_AIM_
Copy each line below in which the word "rgba" occurs.

[Part of a data file]
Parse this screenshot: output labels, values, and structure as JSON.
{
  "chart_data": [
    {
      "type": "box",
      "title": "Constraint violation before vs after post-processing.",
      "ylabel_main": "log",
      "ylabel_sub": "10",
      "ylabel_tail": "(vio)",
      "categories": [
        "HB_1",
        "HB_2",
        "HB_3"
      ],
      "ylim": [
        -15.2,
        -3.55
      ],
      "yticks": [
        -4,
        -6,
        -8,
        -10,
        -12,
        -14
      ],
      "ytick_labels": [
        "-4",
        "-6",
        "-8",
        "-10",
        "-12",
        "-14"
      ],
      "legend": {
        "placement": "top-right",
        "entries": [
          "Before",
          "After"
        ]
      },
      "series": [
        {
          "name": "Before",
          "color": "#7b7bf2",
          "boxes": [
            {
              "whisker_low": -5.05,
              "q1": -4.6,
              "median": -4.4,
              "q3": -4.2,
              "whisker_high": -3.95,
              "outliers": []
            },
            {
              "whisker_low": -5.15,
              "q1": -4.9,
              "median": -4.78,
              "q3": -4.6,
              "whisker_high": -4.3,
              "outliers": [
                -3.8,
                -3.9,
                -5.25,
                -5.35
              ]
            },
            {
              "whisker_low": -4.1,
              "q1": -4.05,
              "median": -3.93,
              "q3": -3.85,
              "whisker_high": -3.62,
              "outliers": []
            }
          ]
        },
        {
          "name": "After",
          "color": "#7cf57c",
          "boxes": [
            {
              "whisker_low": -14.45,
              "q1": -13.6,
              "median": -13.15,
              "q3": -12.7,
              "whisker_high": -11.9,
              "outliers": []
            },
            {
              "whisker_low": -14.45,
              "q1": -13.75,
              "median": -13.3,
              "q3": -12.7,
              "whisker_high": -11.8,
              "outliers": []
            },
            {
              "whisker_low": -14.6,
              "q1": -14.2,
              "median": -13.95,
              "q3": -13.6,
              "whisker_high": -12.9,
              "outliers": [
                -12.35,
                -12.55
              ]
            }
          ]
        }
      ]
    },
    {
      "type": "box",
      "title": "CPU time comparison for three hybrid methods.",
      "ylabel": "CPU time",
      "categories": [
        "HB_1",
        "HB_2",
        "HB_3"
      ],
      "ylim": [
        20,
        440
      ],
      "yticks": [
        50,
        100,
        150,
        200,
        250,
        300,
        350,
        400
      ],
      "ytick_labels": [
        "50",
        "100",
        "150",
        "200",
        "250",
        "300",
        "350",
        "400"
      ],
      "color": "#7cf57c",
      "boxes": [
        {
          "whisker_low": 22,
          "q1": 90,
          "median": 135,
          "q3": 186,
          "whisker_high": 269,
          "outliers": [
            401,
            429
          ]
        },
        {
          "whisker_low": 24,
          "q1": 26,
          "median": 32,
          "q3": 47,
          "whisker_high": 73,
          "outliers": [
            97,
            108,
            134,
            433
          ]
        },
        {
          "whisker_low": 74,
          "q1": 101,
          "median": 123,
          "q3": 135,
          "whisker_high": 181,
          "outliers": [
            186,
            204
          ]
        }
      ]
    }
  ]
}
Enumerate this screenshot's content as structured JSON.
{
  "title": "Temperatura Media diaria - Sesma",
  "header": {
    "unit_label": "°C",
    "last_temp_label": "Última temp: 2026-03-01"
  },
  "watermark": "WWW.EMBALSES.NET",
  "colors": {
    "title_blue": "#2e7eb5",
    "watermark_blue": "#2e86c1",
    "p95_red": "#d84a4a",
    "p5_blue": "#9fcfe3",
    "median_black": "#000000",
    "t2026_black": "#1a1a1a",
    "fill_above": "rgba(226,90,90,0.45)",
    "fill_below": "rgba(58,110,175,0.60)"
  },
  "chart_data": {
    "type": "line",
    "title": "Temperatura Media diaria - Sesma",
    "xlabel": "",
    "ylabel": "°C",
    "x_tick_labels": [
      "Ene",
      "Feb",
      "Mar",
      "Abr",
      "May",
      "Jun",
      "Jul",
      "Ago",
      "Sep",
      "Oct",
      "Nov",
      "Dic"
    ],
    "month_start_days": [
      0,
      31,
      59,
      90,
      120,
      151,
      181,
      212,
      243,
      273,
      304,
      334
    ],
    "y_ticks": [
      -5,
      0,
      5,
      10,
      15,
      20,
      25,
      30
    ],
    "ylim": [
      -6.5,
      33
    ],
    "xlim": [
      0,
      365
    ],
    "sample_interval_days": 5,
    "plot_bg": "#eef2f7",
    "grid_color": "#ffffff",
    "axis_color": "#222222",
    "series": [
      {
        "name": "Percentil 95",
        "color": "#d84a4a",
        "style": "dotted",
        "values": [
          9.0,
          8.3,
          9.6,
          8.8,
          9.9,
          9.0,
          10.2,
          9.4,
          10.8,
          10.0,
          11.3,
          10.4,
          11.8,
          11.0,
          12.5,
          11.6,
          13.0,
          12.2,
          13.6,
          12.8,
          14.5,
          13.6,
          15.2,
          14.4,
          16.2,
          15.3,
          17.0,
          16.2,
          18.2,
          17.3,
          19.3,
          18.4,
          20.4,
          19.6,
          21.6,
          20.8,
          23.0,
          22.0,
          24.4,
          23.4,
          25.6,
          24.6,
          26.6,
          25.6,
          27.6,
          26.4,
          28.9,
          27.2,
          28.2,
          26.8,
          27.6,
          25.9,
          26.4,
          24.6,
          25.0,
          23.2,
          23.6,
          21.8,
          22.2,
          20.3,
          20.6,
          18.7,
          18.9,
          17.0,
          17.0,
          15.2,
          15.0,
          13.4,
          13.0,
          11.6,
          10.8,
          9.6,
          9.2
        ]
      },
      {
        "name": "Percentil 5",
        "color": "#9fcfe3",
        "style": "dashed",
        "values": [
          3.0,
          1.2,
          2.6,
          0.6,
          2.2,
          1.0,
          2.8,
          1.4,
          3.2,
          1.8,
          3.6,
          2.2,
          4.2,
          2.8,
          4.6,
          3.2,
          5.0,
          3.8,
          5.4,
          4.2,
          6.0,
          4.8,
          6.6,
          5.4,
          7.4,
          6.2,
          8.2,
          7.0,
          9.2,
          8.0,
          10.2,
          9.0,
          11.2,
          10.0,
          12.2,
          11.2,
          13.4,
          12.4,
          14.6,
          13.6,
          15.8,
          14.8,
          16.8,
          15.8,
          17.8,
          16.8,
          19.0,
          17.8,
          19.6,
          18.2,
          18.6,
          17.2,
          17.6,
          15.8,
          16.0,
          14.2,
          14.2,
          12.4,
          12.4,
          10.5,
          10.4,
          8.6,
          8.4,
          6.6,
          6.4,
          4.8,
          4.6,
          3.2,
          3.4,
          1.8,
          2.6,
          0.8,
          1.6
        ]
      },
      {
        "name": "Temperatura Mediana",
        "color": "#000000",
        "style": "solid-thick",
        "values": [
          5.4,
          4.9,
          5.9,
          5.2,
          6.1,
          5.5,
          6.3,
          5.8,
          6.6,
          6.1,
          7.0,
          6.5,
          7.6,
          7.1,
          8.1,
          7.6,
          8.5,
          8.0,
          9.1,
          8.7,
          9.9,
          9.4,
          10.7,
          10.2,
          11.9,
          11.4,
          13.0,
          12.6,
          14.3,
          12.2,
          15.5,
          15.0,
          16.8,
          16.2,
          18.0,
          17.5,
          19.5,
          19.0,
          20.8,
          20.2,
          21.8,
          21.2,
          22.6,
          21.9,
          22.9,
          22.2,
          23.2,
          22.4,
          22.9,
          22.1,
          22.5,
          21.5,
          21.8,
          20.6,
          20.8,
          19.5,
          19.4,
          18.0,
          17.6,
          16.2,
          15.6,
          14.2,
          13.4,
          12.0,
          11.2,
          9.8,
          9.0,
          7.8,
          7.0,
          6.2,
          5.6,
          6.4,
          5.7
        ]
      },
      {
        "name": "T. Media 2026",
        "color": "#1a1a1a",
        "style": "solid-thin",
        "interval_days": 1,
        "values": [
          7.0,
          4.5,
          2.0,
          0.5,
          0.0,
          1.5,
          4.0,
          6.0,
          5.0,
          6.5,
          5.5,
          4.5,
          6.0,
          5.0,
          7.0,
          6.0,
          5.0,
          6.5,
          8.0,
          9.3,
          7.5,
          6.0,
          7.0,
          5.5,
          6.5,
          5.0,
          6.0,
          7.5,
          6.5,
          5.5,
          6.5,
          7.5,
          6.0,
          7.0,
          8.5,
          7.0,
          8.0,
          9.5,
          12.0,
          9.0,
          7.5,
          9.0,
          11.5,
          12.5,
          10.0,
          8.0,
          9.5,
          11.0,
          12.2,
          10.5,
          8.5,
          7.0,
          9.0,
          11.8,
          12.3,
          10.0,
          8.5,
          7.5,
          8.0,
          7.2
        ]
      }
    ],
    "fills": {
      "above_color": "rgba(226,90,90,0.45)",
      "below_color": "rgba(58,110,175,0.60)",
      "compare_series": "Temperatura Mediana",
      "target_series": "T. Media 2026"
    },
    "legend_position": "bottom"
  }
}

_REPLY TO THE EXERCISE_
    "fill_above": "rgba(226,90,90,0.45)",
    "fill_below": "rgba(58,110,175,0.60)"
      "above_color": "rgba(226,90,90,0.45)",
      "below_color": "rgba(58,110,175,0.60)",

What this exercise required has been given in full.